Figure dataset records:
******

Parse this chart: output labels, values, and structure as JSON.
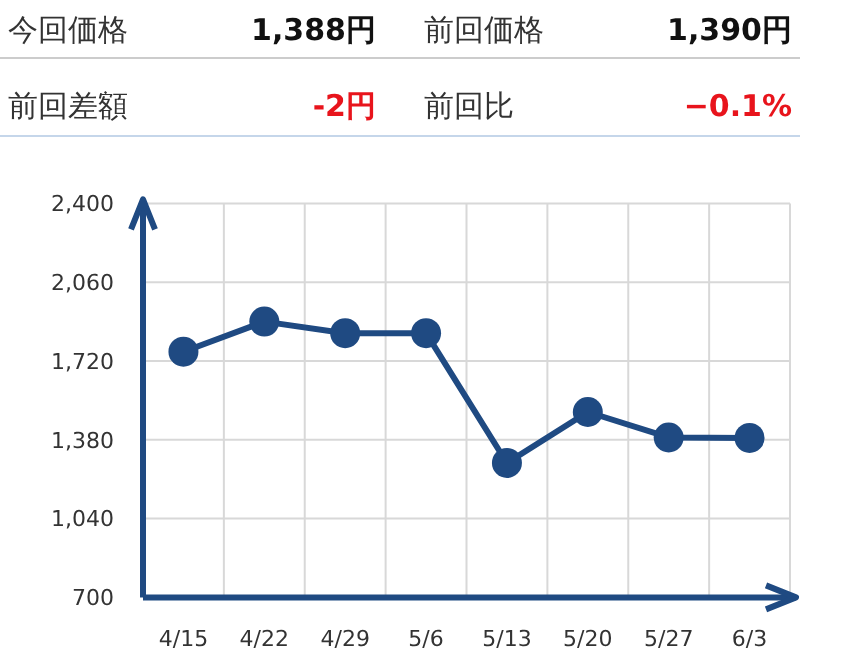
{
  "chart_data": {
    "type": "line",
    "annotations": [
      "今回価格",
      "1,388円",
      "前回価格",
      "1,390円",
      "前回差額",
      "-2円",
      "前回比",
      "−0.1%"
    ],
    "categories": [
      "4/15",
      "4/22",
      "4/29",
      "5/6",
      "5/13",
      "5/20",
      "5/27",
      "6/3"
    ],
    "series": [
      {
        "color": "#1f4a82",
        "values": [
          1760,
          1890,
          1840,
          1840,
          1280,
          1500,
          1390,
          1388
        ]
      }
    ],
    "ylim": [
      700,
      2400
    ],
    "yticks": [
      {
        "value": 700,
        "label": "700"
      },
      {
        "value": 1040,
        "label": "1,040"
      },
      {
        "value": 1380,
        "label": "1,380"
      },
      {
        "value": 1720,
        "label": "1,720"
      },
      {
        "value": 2060,
        "label": "2,060"
      },
      {
        "value": 2400,
        "label": "2,400"
      }
    ],
    "grid": true,
    "marker": "circle",
    "line_style": "solid"
  }
}
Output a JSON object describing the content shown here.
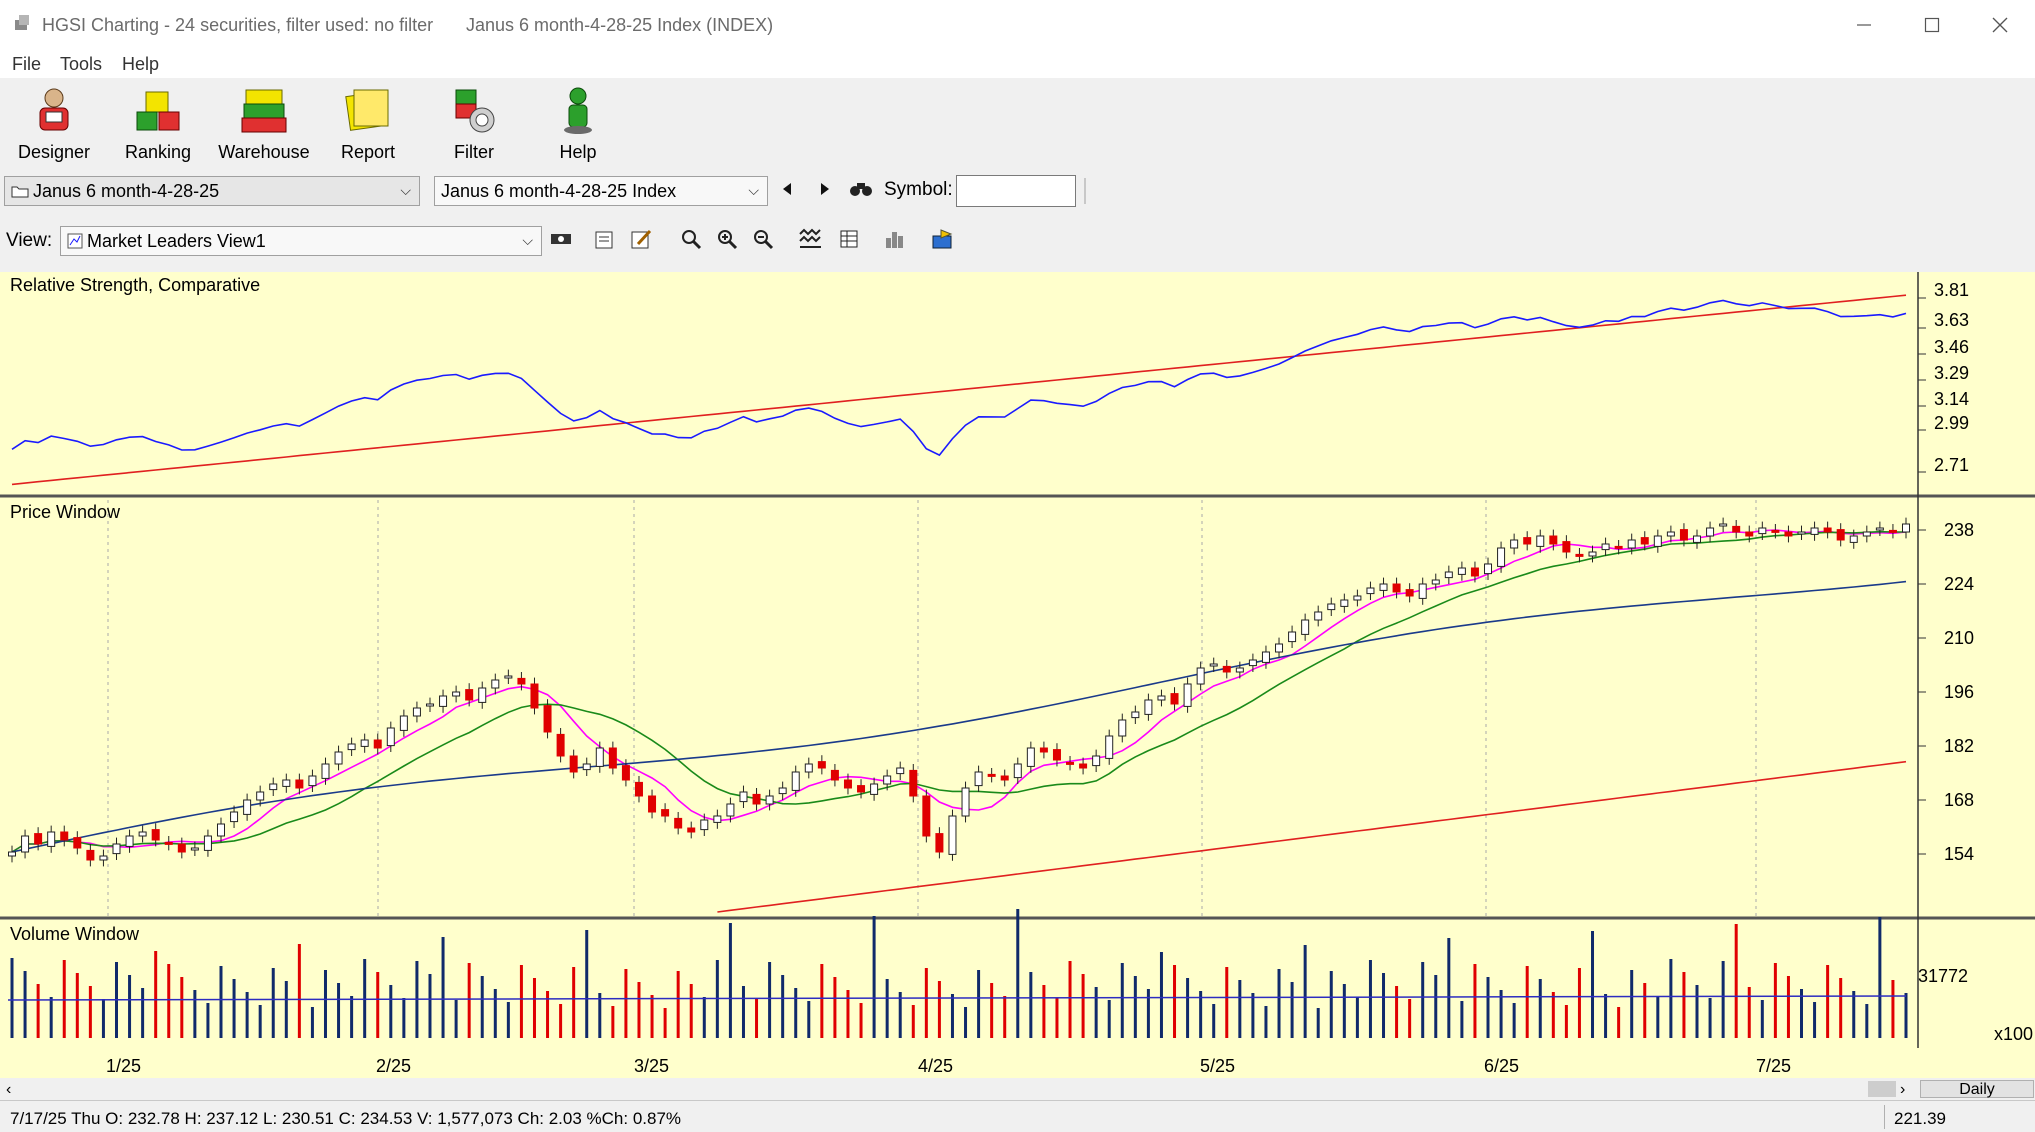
{
  "window": {
    "app_title": "HGSI Charting - 24 securities, filter used: no filter",
    "doc_title": "Janus 6 month-4-28-25 Index (INDEX)"
  },
  "menu": [
    "File",
    "Tools",
    "Help"
  ],
  "toolbar": [
    {
      "label": "Designer",
      "icon": "designer-icon"
    },
    {
      "label": "Ranking",
      "icon": "ranking-icon"
    },
    {
      "label": "Warehouse",
      "icon": "warehouse-icon"
    },
    {
      "label": "Report",
      "icon": "report-icon"
    },
    {
      "label": "Filter",
      "icon": "filter-icon"
    },
    {
      "label": "Help",
      "icon": "help-icon"
    }
  ],
  "selectors": {
    "folder_value": "Janus 6 month-4-28-25",
    "index_value": "Janus 6 month-4-28-25 Index",
    "symbol_label": "Symbol:",
    "symbol_value": "",
    "view_label": "View:",
    "view_value": "Market Leaders View1"
  },
  "panels": {
    "rs_title": "Relative Strength, Comparative",
    "price_title": "Price Window",
    "volume_title": "Volume Window"
  },
  "chart_data": {
    "type": "candlestick",
    "rs_axis_ticks": [
      "3.81",
      "3.63",
      "3.46",
      "3.29",
      "3.14",
      "2.99",
      "2.71"
    ],
    "price_axis_ticks": [
      "238",
      "224",
      "210",
      "196",
      "182",
      "168",
      "154"
    ],
    "volume_axis_ticks": [
      "31772"
    ],
    "volume_multiplier": "x100",
    "x_ticks": [
      "1/25",
      "2/25",
      "3/25",
      "4/25",
      "5/25",
      "6/25",
      "7/25"
    ],
    "period": "Daily",
    "closes_approx": [
      156,
      160,
      158,
      161,
      159,
      157,
      154,
      155,
      158,
      160,
      161,
      159,
      158,
      156,
      157,
      160,
      163,
      166,
      169,
      171,
      173,
      174,
      172,
      175,
      178,
      181,
      183,
      184,
      182,
      187,
      190,
      192,
      193,
      195,
      196,
      194,
      197,
      199,
      200,
      198,
      192,
      186,
      180,
      176,
      178,
      182,
      177,
      174,
      170,
      166,
      165,
      162,
      161,
      164,
      165,
      168,
      171,
      168,
      170,
      172,
      176,
      178,
      177,
      174,
      172,
      171,
      173,
      175,
      177,
      170,
      160,
      156,
      165,
      172,
      176,
      175,
      174,
      178,
      182,
      181,
      179,
      178,
      177,
      180,
      185,
      189,
      191,
      194,
      195,
      193,
      198,
      202,
      203,
      201,
      202,
      204,
      206,
      208,
      211,
      214,
      216,
      218,
      219,
      220,
      222,
      223,
      221,
      220,
      223,
      224,
      226,
      227,
      225,
      228,
      232,
      234,
      233,
      235,
      233,
      231,
      230,
      231,
      233,
      232,
      234,
      233,
      235,
      236,
      234,
      235,
      237,
      238,
      236,
      235,
      237,
      236,
      235,
      236,
      237,
      236,
      234,
      235,
      236,
      237,
      236,
      238
    ],
    "volume_last": "1,577,073",
    "status": {
      "date": "7/17/25 Thu",
      "open": "232.78",
      "high": "237.12",
      "low": "230.51",
      "close": "234.53",
      "volume": "1,577,073",
      "change": "2.03",
      "pct_change": "0.87%"
    },
    "series_colors": {
      "rs_line": "#1a1aff",
      "rs_ma": "#e02020",
      "ma_short": "#ff00ff",
      "ma_mid": "#1a8a1a",
      "ma_long": "#1a3a8a",
      "ma_longest": "#e02020",
      "up_candle": "#ffffff",
      "down_candle": "#e00000",
      "volume_up": "#102a6a",
      "volume_down": "#e00000"
    },
    "cursor_value": "221.39"
  },
  "status_text": "7/17/25 Thu O: 232.78 H: 237.12 L: 230.51 C: 234.53 V: 1,577,073 Ch: 2.03 %Ch: 0.87%"
}
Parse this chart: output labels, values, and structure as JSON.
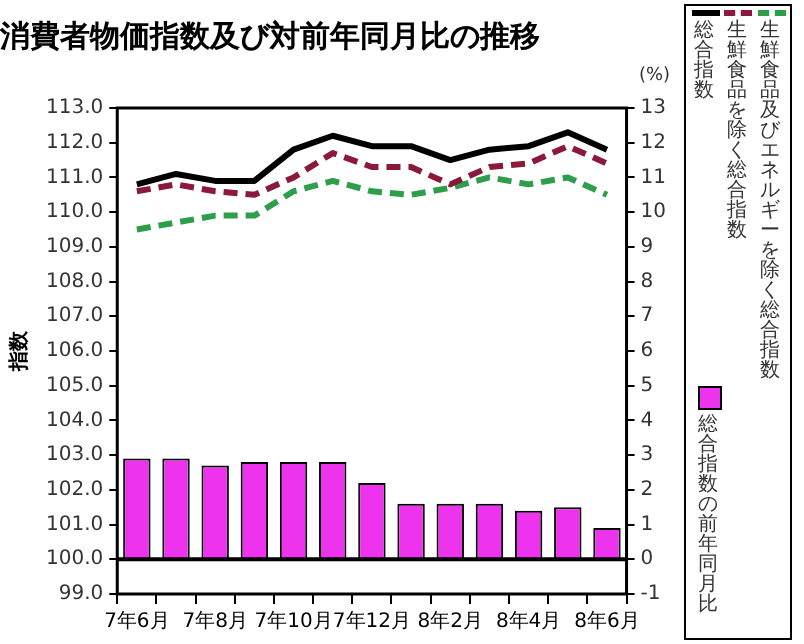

******

* **Given task**
Output an exact copy of the material, with the pictures removed.

* **Exercise response**
Parse this chart: output labels, values, and structure as JSON.
{
  "chart_data": {
    "type": "line",
    "annotations": [
      "今回価格",
      "1,388円",
      "前回価格",
      "1,390円",
      "前回差額",
      "-2円",
      "前回比",
      "−0.1%"
    ],
    "categories": [
      "4/15",
      "4/22",
      "4/29",
      "5/6",
      "5/13",
      "5/20",
      "5/27",
      "6/3"
    ],
    "series": [
      {
        "color": "#1f4a82",
        "values": [
          1760,
          1890,
          1840,
          1840,
          1280,
          1500,
          1390,
          1388
        ]
      }
    ],
    "ylim": [
      700,
      2400
    ],
    "yticks": [
      {
        "value": 700,
        "label": "700"
      },
      {
        "value": 1040,
        "label": "1,040"
      },
      {
        "value": 1380,
        "label": "1,380"
      },
      {
        "value": 1720,
        "label": "1,720"
      },
      {
        "value": 2060,
        "label": "2,060"
      },
      {
        "value": 2400,
        "label": "2,400"
      }
    ],
    "grid": true,
    "marker": "circle",
    "line_style": "solid"
  }
}
Output a JSON object describing the content shown here.
{
  "window": {
    "app_title": "HGSI Charting - 24 securities, filter used: no filter",
    "doc_title": "Janus 6 month-4-28-25 Index (INDEX)"
  },
  "menu": [
    "File",
    "Tools",
    "Help"
  ],
  "toolbar": [
    {
      "label": "Designer",
      "icon": "designer-icon"
    },
    {
      "label": "Ranking",
      "icon": "ranking-icon"
    },
    {
      "label": "Warehouse",
      "icon": "warehouse-icon"
    },
    {
      "label": "Report",
      "icon": "report-icon"
    },
    {
      "label": "Filter",
      "icon": "filter-icon"
    },
    {
      "label": "Help",
      "icon": "help-icon"
    }
  ],
  "selectors": {
    "folder_value": "Janus 6 month-4-28-25",
    "index_value": "Janus 6 month-4-28-25 Index",
    "symbol_label": "Symbol:",
    "symbol_value": "",
    "view_label": "View:",
    "view_value": "Market Leaders View1"
  },
  "panels": {
    "rs_title": "Relative Strength, Comparative",
    "price_title": "Price Window",
    "volume_title": "Volume Window"
  },
  "chart_data": {
    "type": "candlestick",
    "rs_axis_ticks": [
      "3.81",
      "3.63",
      "3.46",
      "3.29",
      "3.14",
      "2.99",
      "2.71"
    ],
    "price_axis_ticks": [
      "238",
      "224",
      "210",
      "196",
      "182",
      "168",
      "154"
    ],
    "volume_axis_ticks": [
      "31772"
    ],
    "volume_multiplier": "x100",
    "x_ticks": [
      "1/25",
      "2/25",
      "3/25",
      "4/25",
      "5/25",
      "6/25",
      "7/25"
    ],
    "period": "Daily",
    "closes_approx": [
      156,
      160,
      158,
      161,
      159,
      157,
      154,
      155,
      158,
      160,
      161,
      159,
      158,
      156,
      157,
      160,
      163,
      166,
      169,
      171,
      173,
      174,
      172,
      175,
      178,
      181,
      183,
      184,
      182,
      187,
      190,
      192,
      193,
      195,
      196,
      194,
      197,
      199,
      200,
      198,
      192,
      186,
      180,
      176,
      178,
      182,
      177,
      174,
      170,
      166,
      165,
      162,
      161,
      164,
      165,
      168,
      171,
      168,
      170,
      172,
      176,
      178,
      177,
      174,
      172,
      171,
      173,
      175,
      177,
      170,
      160,
      156,
      165,
      172,
      176,
      175,
      174,
      178,
      182,
      181,
      179,
      178,
      177,
      180,
      185,
      189,
      191,
      194,
      195,
      193,
      198,
      202,
      203,
      201,
      202,
      204,
      206,
      208,
      211,
      214,
      216,
      218,
      219,
      220,
      222,
      223,
      221,
      220,
      223,
      224,
      226,
      227,
      225,
      228,
      232,
      234,
      233,
      235,
      233,
      231,
      230,
      231,
      233,
      232,
      234,
      233,
      235,
      236,
      234,
      235,
      237,
      238,
      236,
      235,
      237,
      236,
      235,
      236,
      237,
      236,
      234,
      235,
      236,
      237,
      236,
      238
    ],
    "volume_last": "1,577,073",
    "status": {
      "date": "7/17/25 Thu",
      "open": "232.78",
      "high": "237.12",
      "low": "230.51",
      "close": "234.53",
      "volume": "1,577,073",
      "change": "2.03",
      "pct_change": "0.87%"
    },
    "series_colors": {
      "rs_line": "#1a1aff",
      "rs_ma": "#e02020",
      "ma_short": "#ff00ff",
      "ma_mid": "#1a8a1a",
      "ma_long": "#1a3a8a",
      "ma_longest": "#e02020",
      "up_candle": "#ffffff",
      "down_candle": "#e00000",
      "volume_up": "#102a6a",
      "volume_down": "#e00000"
    },
    "cursor_value": "221.39"
  },
  "status_text": "7/17/25 Thu O: 232.78 H: 237.12 L: 230.51 C: 234.53 V: 1,577,073 Ch: 2.03 %Ch: 0.87%"
}
Parse this chart: output labels, values, and structure as JSON.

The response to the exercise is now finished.